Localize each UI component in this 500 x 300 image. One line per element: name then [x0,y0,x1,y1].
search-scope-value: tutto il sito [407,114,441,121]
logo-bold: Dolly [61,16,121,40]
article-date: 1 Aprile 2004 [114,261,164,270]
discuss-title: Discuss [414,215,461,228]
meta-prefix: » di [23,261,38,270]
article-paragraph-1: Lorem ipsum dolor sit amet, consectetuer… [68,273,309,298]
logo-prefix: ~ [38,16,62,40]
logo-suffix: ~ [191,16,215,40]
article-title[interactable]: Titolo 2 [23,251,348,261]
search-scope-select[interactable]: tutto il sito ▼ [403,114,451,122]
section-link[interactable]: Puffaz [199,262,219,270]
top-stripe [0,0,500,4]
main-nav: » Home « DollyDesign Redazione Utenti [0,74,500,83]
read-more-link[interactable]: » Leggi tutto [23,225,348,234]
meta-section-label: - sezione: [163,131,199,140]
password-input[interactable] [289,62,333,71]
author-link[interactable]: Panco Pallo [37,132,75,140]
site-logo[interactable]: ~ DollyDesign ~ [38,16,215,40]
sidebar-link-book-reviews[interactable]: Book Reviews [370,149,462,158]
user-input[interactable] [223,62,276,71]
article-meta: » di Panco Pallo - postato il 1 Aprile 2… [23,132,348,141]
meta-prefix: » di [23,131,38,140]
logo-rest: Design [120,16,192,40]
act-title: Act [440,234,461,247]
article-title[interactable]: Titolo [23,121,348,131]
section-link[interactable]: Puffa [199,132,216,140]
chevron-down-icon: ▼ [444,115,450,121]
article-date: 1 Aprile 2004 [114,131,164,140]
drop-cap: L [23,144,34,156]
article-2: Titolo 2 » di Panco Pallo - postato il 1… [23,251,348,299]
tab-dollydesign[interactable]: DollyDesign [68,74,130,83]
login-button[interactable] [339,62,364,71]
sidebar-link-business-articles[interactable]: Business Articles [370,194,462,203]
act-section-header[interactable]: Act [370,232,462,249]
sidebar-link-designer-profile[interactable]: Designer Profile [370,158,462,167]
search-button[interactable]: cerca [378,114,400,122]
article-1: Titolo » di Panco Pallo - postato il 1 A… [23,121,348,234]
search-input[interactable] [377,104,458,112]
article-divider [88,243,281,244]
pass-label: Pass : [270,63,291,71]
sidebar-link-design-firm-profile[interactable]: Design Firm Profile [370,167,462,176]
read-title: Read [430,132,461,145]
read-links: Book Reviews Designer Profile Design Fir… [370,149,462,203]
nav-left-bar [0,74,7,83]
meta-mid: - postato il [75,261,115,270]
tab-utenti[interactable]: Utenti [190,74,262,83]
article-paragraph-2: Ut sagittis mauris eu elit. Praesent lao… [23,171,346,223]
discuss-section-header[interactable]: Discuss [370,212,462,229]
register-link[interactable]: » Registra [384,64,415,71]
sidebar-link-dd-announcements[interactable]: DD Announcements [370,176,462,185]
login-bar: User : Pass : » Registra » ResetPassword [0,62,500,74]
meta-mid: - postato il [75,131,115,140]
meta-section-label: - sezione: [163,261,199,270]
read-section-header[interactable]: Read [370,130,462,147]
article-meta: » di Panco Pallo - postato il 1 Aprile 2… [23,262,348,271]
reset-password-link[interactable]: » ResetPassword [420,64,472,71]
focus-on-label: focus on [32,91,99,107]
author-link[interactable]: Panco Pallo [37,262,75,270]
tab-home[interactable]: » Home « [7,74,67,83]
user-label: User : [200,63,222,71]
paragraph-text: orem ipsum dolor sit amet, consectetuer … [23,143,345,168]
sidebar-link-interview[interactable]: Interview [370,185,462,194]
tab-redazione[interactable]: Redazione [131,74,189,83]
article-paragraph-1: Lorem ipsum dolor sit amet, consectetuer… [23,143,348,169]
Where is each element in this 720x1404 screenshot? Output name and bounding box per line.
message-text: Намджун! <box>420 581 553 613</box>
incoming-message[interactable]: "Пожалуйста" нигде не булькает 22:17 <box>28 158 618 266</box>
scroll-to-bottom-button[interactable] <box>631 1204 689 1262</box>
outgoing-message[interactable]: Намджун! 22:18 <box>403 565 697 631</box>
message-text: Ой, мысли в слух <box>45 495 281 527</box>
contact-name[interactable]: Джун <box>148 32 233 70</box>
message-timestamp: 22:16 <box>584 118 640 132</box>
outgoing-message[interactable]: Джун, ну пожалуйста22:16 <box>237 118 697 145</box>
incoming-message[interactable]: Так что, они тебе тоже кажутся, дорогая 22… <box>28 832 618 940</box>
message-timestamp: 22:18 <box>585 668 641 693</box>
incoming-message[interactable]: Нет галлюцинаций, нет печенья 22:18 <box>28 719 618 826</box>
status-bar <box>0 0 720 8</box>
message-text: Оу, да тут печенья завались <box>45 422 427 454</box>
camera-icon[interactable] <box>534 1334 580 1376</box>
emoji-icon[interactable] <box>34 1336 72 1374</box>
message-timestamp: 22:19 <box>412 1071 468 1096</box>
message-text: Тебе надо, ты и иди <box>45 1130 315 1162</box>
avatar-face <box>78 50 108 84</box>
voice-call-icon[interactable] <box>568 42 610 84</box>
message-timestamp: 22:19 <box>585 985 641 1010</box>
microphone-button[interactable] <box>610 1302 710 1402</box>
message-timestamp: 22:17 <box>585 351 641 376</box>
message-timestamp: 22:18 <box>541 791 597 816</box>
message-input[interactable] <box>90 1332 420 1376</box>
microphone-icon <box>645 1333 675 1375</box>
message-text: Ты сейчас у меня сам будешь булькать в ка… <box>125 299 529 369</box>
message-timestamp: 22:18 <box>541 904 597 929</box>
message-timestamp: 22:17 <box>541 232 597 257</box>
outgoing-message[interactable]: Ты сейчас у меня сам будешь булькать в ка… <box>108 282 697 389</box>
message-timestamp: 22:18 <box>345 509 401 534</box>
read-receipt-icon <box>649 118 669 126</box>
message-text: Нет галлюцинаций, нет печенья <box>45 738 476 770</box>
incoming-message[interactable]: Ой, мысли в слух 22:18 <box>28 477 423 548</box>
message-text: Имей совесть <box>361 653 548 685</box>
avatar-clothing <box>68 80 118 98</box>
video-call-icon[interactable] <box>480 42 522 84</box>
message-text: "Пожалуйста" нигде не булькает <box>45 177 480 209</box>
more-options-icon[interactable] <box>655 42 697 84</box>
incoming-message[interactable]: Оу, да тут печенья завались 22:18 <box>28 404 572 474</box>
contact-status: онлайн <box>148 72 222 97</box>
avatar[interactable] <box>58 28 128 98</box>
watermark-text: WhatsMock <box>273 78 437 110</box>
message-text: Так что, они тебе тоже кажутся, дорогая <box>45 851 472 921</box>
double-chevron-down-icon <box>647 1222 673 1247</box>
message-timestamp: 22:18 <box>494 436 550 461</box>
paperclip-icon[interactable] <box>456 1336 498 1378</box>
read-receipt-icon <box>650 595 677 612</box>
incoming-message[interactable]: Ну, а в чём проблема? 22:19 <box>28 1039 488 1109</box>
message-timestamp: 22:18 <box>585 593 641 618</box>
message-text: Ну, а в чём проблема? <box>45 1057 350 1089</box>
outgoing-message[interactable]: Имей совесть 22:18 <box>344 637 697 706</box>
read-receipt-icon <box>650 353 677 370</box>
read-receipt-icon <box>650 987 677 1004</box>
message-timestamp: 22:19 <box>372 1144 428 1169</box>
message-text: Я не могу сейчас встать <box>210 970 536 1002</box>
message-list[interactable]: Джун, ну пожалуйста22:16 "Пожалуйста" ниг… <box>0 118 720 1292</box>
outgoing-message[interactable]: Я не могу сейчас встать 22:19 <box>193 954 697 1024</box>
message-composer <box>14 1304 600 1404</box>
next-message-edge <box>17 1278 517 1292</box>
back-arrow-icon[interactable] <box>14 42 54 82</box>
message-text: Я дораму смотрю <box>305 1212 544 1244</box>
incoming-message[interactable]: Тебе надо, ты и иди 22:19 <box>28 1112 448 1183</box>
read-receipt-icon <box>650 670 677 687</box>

* **Task instructions**
Reproduce the data word for word from its first line through the line containing "article-divider [88,243,281,244]", including both of those lines.

* **Exercise answer**
Localize each UI component in this 500 x 300 image. One line per element: name then [x0,y0,x1,y1].
search-scope-value: tutto il sito [407,114,441,121]
logo-bold: Dolly [61,16,121,40]
article-date: 1 Aprile 2004 [114,261,164,270]
discuss-title: Discuss [414,215,461,228]
meta-prefix: » di [23,261,38,270]
article-paragraph-1: Lorem ipsum dolor sit amet, consectetuer… [68,273,309,298]
logo-prefix: ~ [38,16,62,40]
logo-suffix: ~ [191,16,215,40]
article-title[interactable]: Titolo 2 [23,251,348,261]
search-scope-select[interactable]: tutto il sito ▼ [403,114,451,122]
section-link[interactable]: Puffaz [199,262,219,270]
top-stripe [0,0,500,4]
main-nav: » Home « DollyDesign Redazione Utenti [0,74,500,83]
read-more-link[interactable]: » Leggi tutto [23,225,348,234]
meta-section-label: - sezione: [163,131,199,140]
password-input[interactable] [289,62,333,71]
author-link[interactable]: Panco Pallo [37,132,75,140]
site-logo[interactable]: ~ DollyDesign ~ [38,16,215,40]
sidebar-link-book-reviews[interactable]: Book Reviews [370,149,462,158]
user-input[interactable] [223,62,276,71]
article-meta: » di Panco Pallo - postato il 1 Aprile 2… [23,132,348,141]
meta-prefix: » di [23,131,38,140]
logo-rest: Design [120,16,192,40]
act-title: Act [440,234,461,247]
article-title[interactable]: Titolo [23,121,348,131]
section-link[interactable]: Puffa [199,132,216,140]
chevron-down-icon: ▼ [444,115,450,121]
article-date: 1 Aprile 2004 [114,131,164,140]
drop-cap: L [23,144,34,156]
article-2: Titolo 2 » di Panco Pallo - postato il 1… [23,251,348,299]
tab-dollydesign[interactable]: DollyDesign [68,74,130,83]
login-button[interactable] [339,62,364,71]
sidebar-link-business-articles[interactable]: Business Articles [370,194,462,203]
act-section-header[interactable]: Act [370,232,462,249]
sidebar-link-designer-profile[interactable]: Designer Profile [370,158,462,167]
search-button[interactable]: cerca [378,114,400,122]
article-1: Titolo » di Panco Pallo - postato il 1 A… [23,121,348,234]
search-input[interactable] [377,104,458,112]
article-divider [88,243,281,244]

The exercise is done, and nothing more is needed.